__REQUIRED TASK__. Write out each record below exactly as it appears, with no pictures.

__EXTRACTED INFORMATION__.
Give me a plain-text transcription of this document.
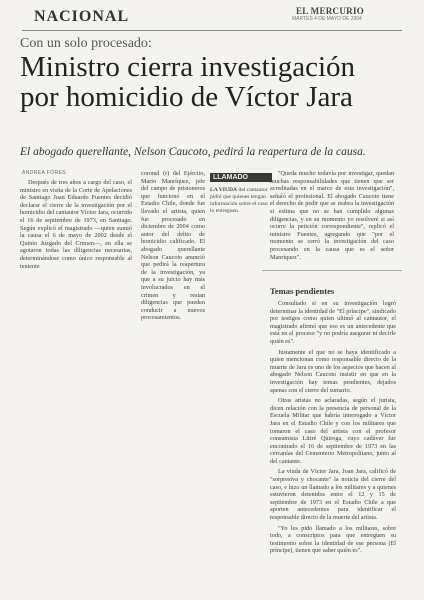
NACIONAL	EL MERCURIO
MARTES 4 DE MAYO DE 2004
Con un solo procesado:
Ministro cierra investigación por homicidio de Víctor Jara
El abogado querellante, Nelson Caucoto, pedirá la reapertura de la causa.
ANDREA FÓRES

Después de tres años a cargo del caso, el ministro en visita de la Corte de Apelaciones de Santiago Juan Eduardo Fuentes decidió declarar el cierre de la investigación por el homicidio del cantautor Víctor Jara, ocurrido el 16 de septiembre de 1973, en Santiago. Según explicó el magistrado —quien sumió la causa el 6 de mayo de 2002 desde el Quinto Juzgado del Crimen—, en ella se agotaron todas las diligencias necesarias, determinándose como único responsable al teniente

coronel (r) del Ejército, Mario Manríquez, jefe del campo de prisioneros que funcionó en el Estadio Chile, donde fue llevado el artista, quien fue procesado en diciembre de 2004 como autor del delito de homicidio calificado. El abogado querellante Nelson Caucoto anunció que pedirá la reapertura de la investigación, ya que a su juicio hay más involucrados en el crimen y restan diligencias que pueden conducir a nuevos procesamientos.

LLAMADO

LA VIUDA del cantautor pidió que quienes tengan información sobre el caso lo entreguen.

"Queda mucho todavía por investigar, quedan muchas responsabilidades que tienen que ser acreditadas en el marco de esta investigación", señaló el profesional. El abogado Caucoto tiene el derecho de pedir que se reabra la investigación si estima que no se han cumplido algunas diligencias, y en su momento yo resolveré si así ocurre la petición correspondiente", replicó el ministro Fuentes, agregando que "por el momento se cerró la investigación del caso procesando en la causa que es el señor Manríquez".

Temas pendientes

Consultado si en su investigación logró determinar la identidad de "El príncipe", sindicado por testigos como quien ultimó al cantautor, el magistrado afirmó que eso es un antecedente que está en el proceso "y no podría asegurar ni decirle quién es".

Justamente el que no se haya identificado a quien mencionan como responsable directo de la muerte de Jara es uno de los aspectos que hacen al abogado Nelson Caucoto insistir en que en la investigación hay temas pendientes, dejados apenas con el cierre del sumario.

Otras aristas no aclaradas, según el jurista, dicen relación con la presencia de personal de la Escuela Militar que habría interrogado a Víctor Jara en el Estadio Chile y con los militares que tomaron el caso del artista con el profesor consumista Littré Quiroga, cuyo cadáver fue encontrado el 16 de septiembre de 1973 en las cercanías del Cementerio Metropolitano, junto al del cantante.

La viuda de Víctor Jara, Joan Jara, calificó de "sorpresiva y chocante" la noticia del cierre del caso, e hizo un llamado a los militares y a quienes estuvieron detenidos entre el 12 y 15 de septiembre de 1973 en el Estadio Chile a que aporten antecedentes para identificar el responsable directo de la muerte del artista.

"Yo les pido llamado a los militares, sobre todo, a conscriptos para que entreguen su testimonio sobre la identidad de ese persona (El príncipe), tienen que saber quién es".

__THE RESULT__.
Give me a plain-text transcription of this document.
NACIONAL	EL MERCURIO
MARTES 4 DE MAYO DE 2004
Con un solo procesado:
Ministro cierra investigación por homicidio de Víctor Jara
El abogado querellante, Nelson Caucoto, pedirá la reapertura de la causa.
ANDREA FÓRES

Después de tres años a cargo del caso, el ministro en visita de la Corte de Apelaciones de Santiago Juan Eduardo Fuentes decidió declarar el cierre de la investigación por el homicidio del cantautor Víctor Jara, ocurrido el 16 de septiembre de 1973, en Santiago. Según explicó el magistrado —quien sumió la causa el 6 de mayo de 2002 desde el Quinto Juzgado del Crimen—, en ella se agotaron todas las diligencias necesarias, determinándose como único responsable al teniente

coronel (r) del Ejército, Mario Manríquez, jefe del campo de prisioneros que funcionó en el Estadio Chile, donde fue llevado el artista, quien fue procesado en diciembre de 2004 como autor del delito de homicidio calificado. El abogado querellante Nelson Caucoto anunció que pedirá la reapertura de la investigación, ya que a su juicio hay más involucrados en el crimen y restan diligencias que pueden conducir a nuevos procesamientos.

LLAMADO

LA VIUDA del cantautor pidió que quienes tengan información sobre el caso lo entreguen.

"Queda mucho todavía por investigar, quedan muchas responsabilidades que tienen que ser acreditadas en el marco de esta investigación", señaló el profesional. El abogado Caucoto tiene el derecho de pedir que se reabra la investigación si estima que no se han cumplido algunas diligencias, y en su momento yo resolveré si así ocurre la petición correspondiente", replicó el ministro Fuentes, agregando que "por el momento se cerró la investigación del caso procesando en la causa que es el señor Manríquez".

Temas pendientes

Consultado si en su investigación logró determinar la identidad de "El príncipe", sindicado por testigos como quien ultimó al cantautor, el magistrado afirmó que eso es un antecedente que está en el proceso "y no podría asegurar ni decirle quién es".

Justamente el que no se haya identificado a quien mencionan como responsable directo de la muerte de Jara es uno de los aspectos que hacen al abogado Nelson Caucoto insistir en que en la investigación hay temas pendientes, dejados apenas con el cierre del sumario.

Otras aristas no aclaradas, según el jurista, dicen relación con la presencia de personal de la Escuela Militar que habría interrogado a Víctor Jara en el Estadio Chile y con los militares que tomaron el caso del artista con el profesor consumista Littré Quiroga, cuyo cadáver fue encontrado el 16 de septiembre de 1973 en las cercanías del Cementerio Metropolitano, junto al del cantante.

La viuda de Víctor Jara, Joan Jara, calificó de "sorpresiva y chocante" la noticia del cierre del caso, e hizo un llamado a los militares y a quienes estuvieron detenidos entre el 12 y 15 de septiembre de 1973 en el Estadio Chile a que aporten antecedentes para identificar el responsable directo de la muerte del artista.

"Yo les pido llamado a los militares, sobre todo, a conscriptos para que entreguen su testimonio sobre la identidad de ese persona (El príncipe), tienen que saber quién es".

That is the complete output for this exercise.